— Required work —
Return each line of the listing below, unchanged, and omit the images.
((
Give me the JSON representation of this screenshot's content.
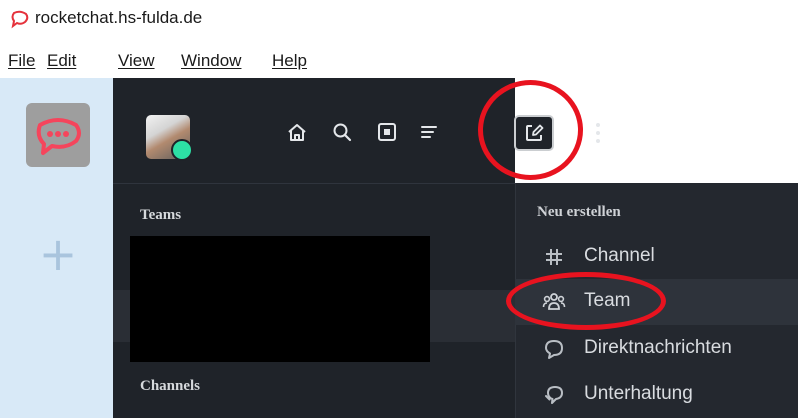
{
  "window": {
    "title": "rocketchat.hs-fulda.de",
    "icon": "rocketchat-app-icon"
  },
  "menu": [
    "File",
    "Edit",
    "View",
    "Window",
    "Help"
  ],
  "server_strip": {
    "workspace_icon": "rocketchat-logo-icon",
    "add_icon": "plus-icon"
  },
  "sidebar": {
    "toolbar_icons": [
      "home-icon",
      "search-icon",
      "directory-icon",
      "sort-icon",
      "create-new-icon",
      "kebab-menu-icon"
    ],
    "sections": {
      "teams": "Teams",
      "channels": "Channels"
    }
  },
  "create_menu": {
    "title": "Neu erstellen",
    "items": [
      {
        "label": "Channel",
        "icon": "hashtag-icon"
      },
      {
        "label": "Team",
        "icon": "team-icon"
      },
      {
        "label": "Direktnachrichten",
        "icon": "direct-message-icon"
      },
      {
        "label": "Unterhaltung",
        "icon": "discussion-icon"
      }
    ]
  },
  "colors": {
    "sidebar_bg": "#1f2329",
    "menu_bg": "#24282f",
    "server_strip_bg": "#d8e9f7",
    "status_online": "#2de0a5",
    "highlight_ring": "#e8131f"
  }
}
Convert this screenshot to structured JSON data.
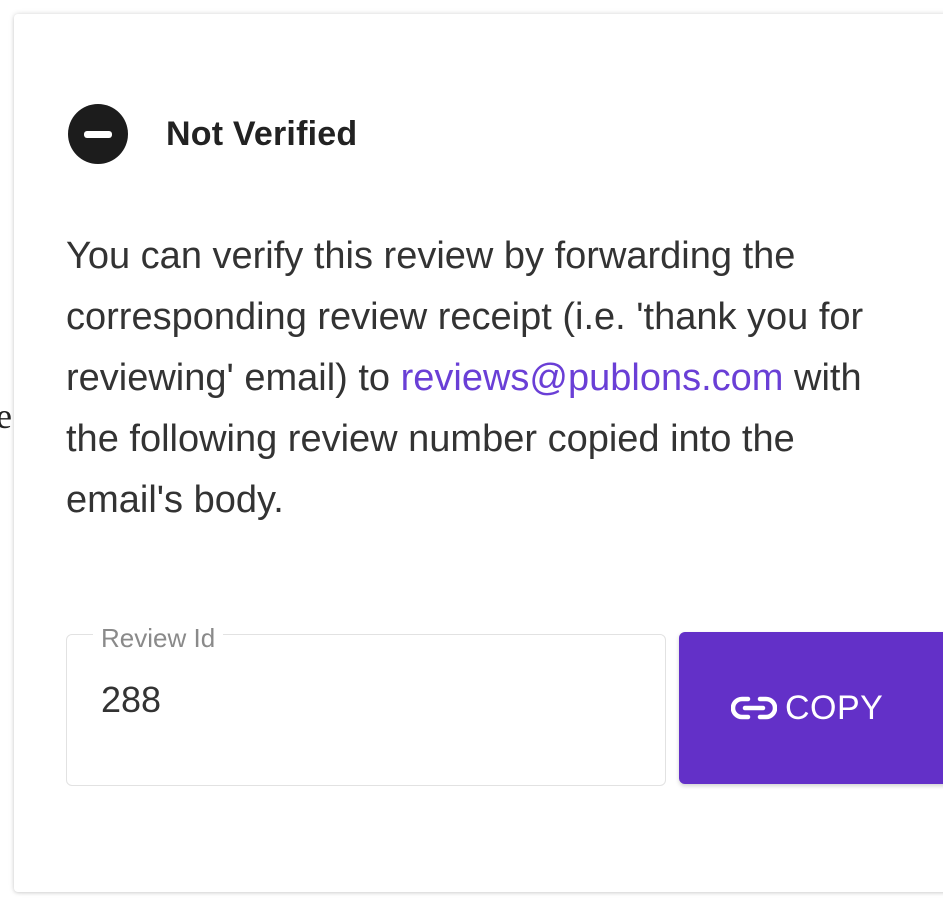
{
  "edge_fragment": "e",
  "status": {
    "icon": "minus-circle-icon",
    "label": "Not Verified"
  },
  "message": {
    "before_link": "You can verify this review by forwarding the corresponding review receipt (i.e. 'thank you for reviewing' email) to ",
    "link_text": "reviews@publons.com",
    "after_link": " with the following review number copied into the email's body."
  },
  "review_field": {
    "label": "Review Id",
    "value": "288"
  },
  "copy_button": {
    "icon": "link-icon",
    "label": "COPY"
  },
  "colors": {
    "accent": "#6330c8",
    "link": "#6a3fd6",
    "status_icon": "#1c1c1c"
  }
}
))
— Output —
Give me the JSON representation of this screenshot's content.
{
  "window": {
    "title": "rocketchat.hs-fulda.de",
    "icon": "rocketchat-app-icon"
  },
  "menu": [
    "File",
    "Edit",
    "View",
    "Window",
    "Help"
  ],
  "server_strip": {
    "workspace_icon": "rocketchat-logo-icon",
    "add_icon": "plus-icon"
  },
  "sidebar": {
    "toolbar_icons": [
      "home-icon",
      "search-icon",
      "directory-icon",
      "sort-icon",
      "create-new-icon",
      "kebab-menu-icon"
    ],
    "sections": {
      "teams": "Teams",
      "channels": "Channels"
    }
  },
  "create_menu": {
    "title": "Neu erstellen",
    "items": [
      {
        "label": "Channel",
        "icon": "hashtag-icon"
      },
      {
        "label": "Team",
        "icon": "team-icon"
      },
      {
        "label": "Direktnachrichten",
        "icon": "direct-message-icon"
      },
      {
        "label": "Unterhaltung",
        "icon": "discussion-icon"
      }
    ]
  },
  "colors": {
    "sidebar_bg": "#1f2329",
    "menu_bg": "#24282f",
    "server_strip_bg": "#d8e9f7",
    "status_online": "#2de0a5",
    "highlight_ring": "#e8131f"
  }
}
Convert this screenshot to structured JSON data.
{
  "edge_fragment": "e",
  "status": {
    "icon": "minus-circle-icon",
    "label": "Not Verified"
  },
  "message": {
    "before_link": "You can verify this review by forwarding the corresponding review receipt (i.e. 'thank you for reviewing' email) to ",
    "link_text": "reviews@publons.com",
    "after_link": " with the following review number copied into the email's body."
  },
  "review_field": {
    "label": "Review Id",
    "value": "288"
  },
  "copy_button": {
    "icon": "link-icon",
    "label": "COPY"
  },
  "colors": {
    "accent": "#6330c8",
    "link": "#6a3fd6",
    "status_icon": "#1c1c1c"
  }
}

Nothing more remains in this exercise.